start Exercise data

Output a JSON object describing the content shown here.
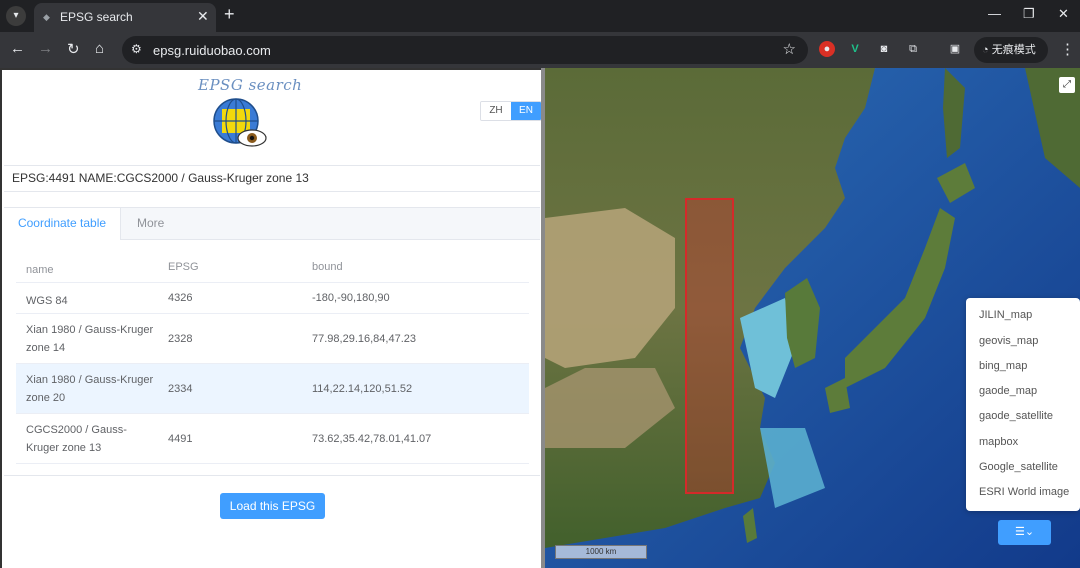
{
  "browser": {
    "tab_title": "EPSG search",
    "url": "epsg.ruiduobao.com",
    "incognito_label": "无痕模式"
  },
  "app": {
    "logo_title": "EPSG search",
    "lang_zh": "ZH",
    "lang_en": "EN",
    "epsg_info": "EPSG:4491 NAME:CGCS2000 / Gauss-Kruger zone 13",
    "tabs": [
      "Coordinate table",
      "More"
    ],
    "table": {
      "headers": [
        "name",
        "EPSG",
        "bound"
      ],
      "rows": [
        {
          "name": "WGS 84",
          "epsg": "4326",
          "bound": "-180,-90,180,90"
        },
        {
          "name": "Xian 1980 / Gauss-Kruger zone 14",
          "epsg": "2328",
          "bound": "77.98,29.16,84,47.23"
        },
        {
          "name": "Xian 1980 / Gauss-Kruger zone 20",
          "epsg": "2334",
          "bound": "114,22.14,120,51.52"
        },
        {
          "name": "CGCS2000 / Gauss-Kruger zone 13",
          "epsg": "4491",
          "bound": "73.62,35.42,78.01,41.07"
        }
      ]
    },
    "load_button": "Load this EPSG"
  },
  "map": {
    "layers": [
      "JILIN_map",
      "geovis_map",
      "bing_map",
      "gaode_map",
      "gaode_satellite",
      "mapbox",
      "Google_satellite",
      "ESRI World image"
    ],
    "scale_label": "1000 km",
    "highlight_color": "#d42a2a"
  }
}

end Exercise data

| What needs to be done |
All of the entries need to be transcribed word for word; pictures are left out.

| Task result |
Output a JSON object describing the content shown here.
{
  "browser": {
    "tab_title": "EPSG search",
    "url": "epsg.ruiduobao.com",
    "incognito_label": "无痕模式"
  },
  "app": {
    "logo_title": "EPSG search",
    "lang_zh": "ZH",
    "lang_en": "EN",
    "epsg_info": "EPSG:4491 NAME:CGCS2000 / Gauss-Kruger zone 13",
    "tabs": [
      "Coordinate table",
      "More"
    ],
    "table": {
      "headers": [
        "name",
        "EPSG",
        "bound"
      ],
      "rows": [
        {
          "name": "WGS 84",
          "epsg": "4326",
          "bound": "-180,-90,180,90"
        },
        {
          "name": "Xian 1980 / Gauss-Kruger zone 14",
          "epsg": "2328",
          "bound": "77.98,29.16,84,47.23"
        },
        {
          "name": "Xian 1980 / Gauss-Kruger zone 20",
          "epsg": "2334",
          "bound": "114,22.14,120,51.52"
        },
        {
          "name": "CGCS2000 / Gauss-Kruger zone 13",
          "epsg": "4491",
          "bound": "73.62,35.42,78.01,41.07"
        }
      ]
    },
    "load_button": "Load this EPSG"
  },
  "map": {
    "layers": [
      "JILIN_map",
      "geovis_map",
      "bing_map",
      "gaode_map",
      "gaode_satellite",
      "mapbox",
      "Google_satellite",
      "ESRI World image"
    ],
    "scale_label": "1000 km",
    "highlight_color": "#d42a2a"
  }
}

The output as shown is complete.